## What is required
In the listing below, locate the lines bearing the word "Pengguna". Copy every one of them.

## Data extract
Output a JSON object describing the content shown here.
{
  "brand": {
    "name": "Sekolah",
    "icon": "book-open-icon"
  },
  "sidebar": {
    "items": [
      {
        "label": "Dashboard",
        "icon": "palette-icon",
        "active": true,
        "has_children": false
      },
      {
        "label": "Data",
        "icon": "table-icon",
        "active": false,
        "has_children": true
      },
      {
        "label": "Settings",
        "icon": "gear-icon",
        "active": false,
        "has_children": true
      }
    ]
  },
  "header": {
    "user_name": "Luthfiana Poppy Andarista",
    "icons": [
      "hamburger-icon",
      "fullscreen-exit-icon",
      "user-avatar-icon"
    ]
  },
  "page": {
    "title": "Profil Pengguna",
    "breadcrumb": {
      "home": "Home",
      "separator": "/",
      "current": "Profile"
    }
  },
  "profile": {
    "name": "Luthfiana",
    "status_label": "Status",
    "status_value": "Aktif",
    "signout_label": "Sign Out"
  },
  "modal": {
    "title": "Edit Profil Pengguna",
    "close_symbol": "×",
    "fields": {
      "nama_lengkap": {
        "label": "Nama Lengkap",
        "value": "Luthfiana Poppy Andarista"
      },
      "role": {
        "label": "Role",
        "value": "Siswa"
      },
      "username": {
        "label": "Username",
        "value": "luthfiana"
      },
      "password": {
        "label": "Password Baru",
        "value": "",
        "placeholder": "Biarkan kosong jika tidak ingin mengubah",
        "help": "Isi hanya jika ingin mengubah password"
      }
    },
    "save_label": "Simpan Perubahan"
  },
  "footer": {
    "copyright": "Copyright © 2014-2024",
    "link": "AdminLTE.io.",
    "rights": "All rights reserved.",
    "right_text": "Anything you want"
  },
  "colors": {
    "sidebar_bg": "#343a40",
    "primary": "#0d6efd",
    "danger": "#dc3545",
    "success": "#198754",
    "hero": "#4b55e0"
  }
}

## The solution
    "title": "Profil Pengguna",
    "title": "Edit Profil Pengguna",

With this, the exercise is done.